◆ Extracted material:
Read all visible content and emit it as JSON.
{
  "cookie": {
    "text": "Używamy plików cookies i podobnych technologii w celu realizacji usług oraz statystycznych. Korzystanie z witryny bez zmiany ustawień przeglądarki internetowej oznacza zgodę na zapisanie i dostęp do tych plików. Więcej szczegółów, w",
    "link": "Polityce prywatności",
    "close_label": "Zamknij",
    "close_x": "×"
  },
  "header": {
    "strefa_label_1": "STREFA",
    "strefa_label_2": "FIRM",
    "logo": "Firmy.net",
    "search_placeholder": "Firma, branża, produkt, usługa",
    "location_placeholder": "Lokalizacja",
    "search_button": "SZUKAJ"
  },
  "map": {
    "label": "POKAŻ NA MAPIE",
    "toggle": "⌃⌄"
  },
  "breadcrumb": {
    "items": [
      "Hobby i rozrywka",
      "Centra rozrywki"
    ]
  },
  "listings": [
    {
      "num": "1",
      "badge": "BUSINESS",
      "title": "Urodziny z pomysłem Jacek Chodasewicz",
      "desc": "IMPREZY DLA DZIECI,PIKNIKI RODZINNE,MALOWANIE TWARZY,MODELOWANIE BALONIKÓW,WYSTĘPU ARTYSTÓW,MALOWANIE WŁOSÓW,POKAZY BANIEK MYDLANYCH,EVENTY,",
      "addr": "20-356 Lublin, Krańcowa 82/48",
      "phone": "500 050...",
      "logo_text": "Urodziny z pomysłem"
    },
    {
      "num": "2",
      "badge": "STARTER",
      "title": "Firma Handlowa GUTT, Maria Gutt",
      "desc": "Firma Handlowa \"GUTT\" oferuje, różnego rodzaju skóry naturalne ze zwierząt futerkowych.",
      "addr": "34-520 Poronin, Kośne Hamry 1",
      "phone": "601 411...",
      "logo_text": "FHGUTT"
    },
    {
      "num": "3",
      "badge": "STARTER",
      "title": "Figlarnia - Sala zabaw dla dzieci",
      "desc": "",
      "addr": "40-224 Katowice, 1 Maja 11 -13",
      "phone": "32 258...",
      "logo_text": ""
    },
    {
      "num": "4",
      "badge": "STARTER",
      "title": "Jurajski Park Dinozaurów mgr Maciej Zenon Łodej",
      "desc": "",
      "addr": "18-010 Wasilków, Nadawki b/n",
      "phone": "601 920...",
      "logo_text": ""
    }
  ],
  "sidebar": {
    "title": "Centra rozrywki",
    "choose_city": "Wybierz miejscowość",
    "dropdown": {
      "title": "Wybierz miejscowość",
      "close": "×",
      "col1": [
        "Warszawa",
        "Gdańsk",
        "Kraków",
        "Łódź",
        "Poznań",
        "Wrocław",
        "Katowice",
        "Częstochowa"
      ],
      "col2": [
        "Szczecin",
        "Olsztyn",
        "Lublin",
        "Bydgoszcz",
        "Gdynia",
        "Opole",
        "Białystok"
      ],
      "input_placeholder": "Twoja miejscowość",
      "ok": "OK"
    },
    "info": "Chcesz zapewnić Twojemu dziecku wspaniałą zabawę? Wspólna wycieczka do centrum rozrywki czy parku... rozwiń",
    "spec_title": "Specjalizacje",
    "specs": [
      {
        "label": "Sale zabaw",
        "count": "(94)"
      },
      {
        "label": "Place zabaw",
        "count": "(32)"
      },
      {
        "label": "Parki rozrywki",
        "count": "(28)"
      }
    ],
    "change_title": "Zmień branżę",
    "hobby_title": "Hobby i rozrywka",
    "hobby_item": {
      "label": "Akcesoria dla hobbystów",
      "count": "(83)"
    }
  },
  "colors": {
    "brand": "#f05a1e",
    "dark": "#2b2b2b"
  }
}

◆ Set exercise:
Copy out the full listing exactly.

◆ Exercise solution:
Read all visible content and emit it as JSON.
{
  "cookie": {
    "text": "Używamy plików cookies i podobnych technologii w celu realizacji usług oraz statystycznych. Korzystanie z witryny bez zmiany ustawień przeglądarki internetowej oznacza zgodę na zapisanie i dostęp do tych plików. Więcej szczegółów, w",
    "link": "Polityce prywatności",
    "close_label": "Zamknij",
    "close_x": "×"
  },
  "header": {
    "strefa_label_1": "STREFA",
    "strefa_label_2": "FIRM",
    "logo": "Firmy.net",
    "search_placeholder": "Firma, branża, produkt, usługa",
    "location_placeholder": "Lokalizacja",
    "search_button": "SZUKAJ"
  },
  "map": {
    "label": "POKAŻ NA MAPIE",
    "toggle": "⌃⌄"
  },
  "breadcrumb": {
    "items": [
      "Hobby i rozrywka",
      "Centra rozrywki"
    ]
  },
  "listings": [
    {
      "num": "1",
      "badge": "BUSINESS",
      "title": "Urodziny z pomysłem Jacek Chodasewicz",
      "desc": "IMPREZY DLA DZIECI,PIKNIKI RODZINNE,MALOWANIE TWARZY,MODELOWANIE BALONIKÓW,WYSTĘPU ARTYSTÓW,MALOWANIE WŁOSÓW,POKAZY BANIEK MYDLANYCH,EVENTY,",
      "addr": "20-356 Lublin, Krańcowa 82/48",
      "phone": "500 050...",
      "logo_text": "Urodziny z pomysłem"
    },
    {
      "num": "2",
      "badge": "STARTER",
      "title": "Firma Handlowa GUTT, Maria Gutt",
      "desc": "Firma Handlowa \"GUTT\" oferuje, różnego rodzaju skóry naturalne ze zwierząt futerkowych.",
      "addr": "34-520 Poronin, Kośne Hamry 1",
      "phone": "601 411...",
      "logo_text": "FHGUTT"
    },
    {
      "num": "3",
      "badge": "STARTER",
      "title": "Figlarnia - Sala zabaw dla dzieci",
      "desc": "",
      "addr": "40-224 Katowice, 1 Maja 11 -13",
      "phone": "32 258...",
      "logo_text": ""
    },
    {
      "num": "4",
      "badge": "STARTER",
      "title": "Jurajski Park Dinozaurów mgr Maciej Zenon Łodej",
      "desc": "",
      "addr": "18-010 Wasilków, Nadawki b/n",
      "phone": "601 920...",
      "logo_text": ""
    }
  ],
  "sidebar": {
    "title": "Centra rozrywki",
    "choose_city": "Wybierz miejscowość",
    "dropdown": {
      "title": "Wybierz miejscowość",
      "close": "×",
      "col1": [
        "Warszawa",
        "Gdańsk",
        "Kraków",
        "Łódź",
        "Poznań",
        "Wrocław",
        "Katowice",
        "Częstochowa"
      ],
      "col2": [
        "Szczecin",
        "Olsztyn",
        "Lublin",
        "Bydgoszcz",
        "Gdynia",
        "Opole",
        "Białystok"
      ],
      "input_placeholder": "Twoja miejscowość",
      "ok": "OK"
    },
    "info": "Chcesz zapewnić Twojemu dziecku wspaniałą zabawę? Wspólna wycieczka do centrum rozrywki czy parku... rozwiń",
    "spec_title": "Specjalizacje",
    "specs": [
      {
        "label": "Sale zabaw",
        "count": "(94)"
      },
      {
        "label": "Place zabaw",
        "count": "(32)"
      },
      {
        "label": "Parki rozrywki",
        "count": "(28)"
      }
    ],
    "change_title": "Zmień branżę",
    "hobby_title": "Hobby i rozrywka",
    "hobby_item": {
      "label": "Akcesoria dla hobbystów",
      "count": "(83)"
    }
  },
  "colors": {
    "brand": "#f05a1e",
    "dark": "#2b2b2b"
  }
}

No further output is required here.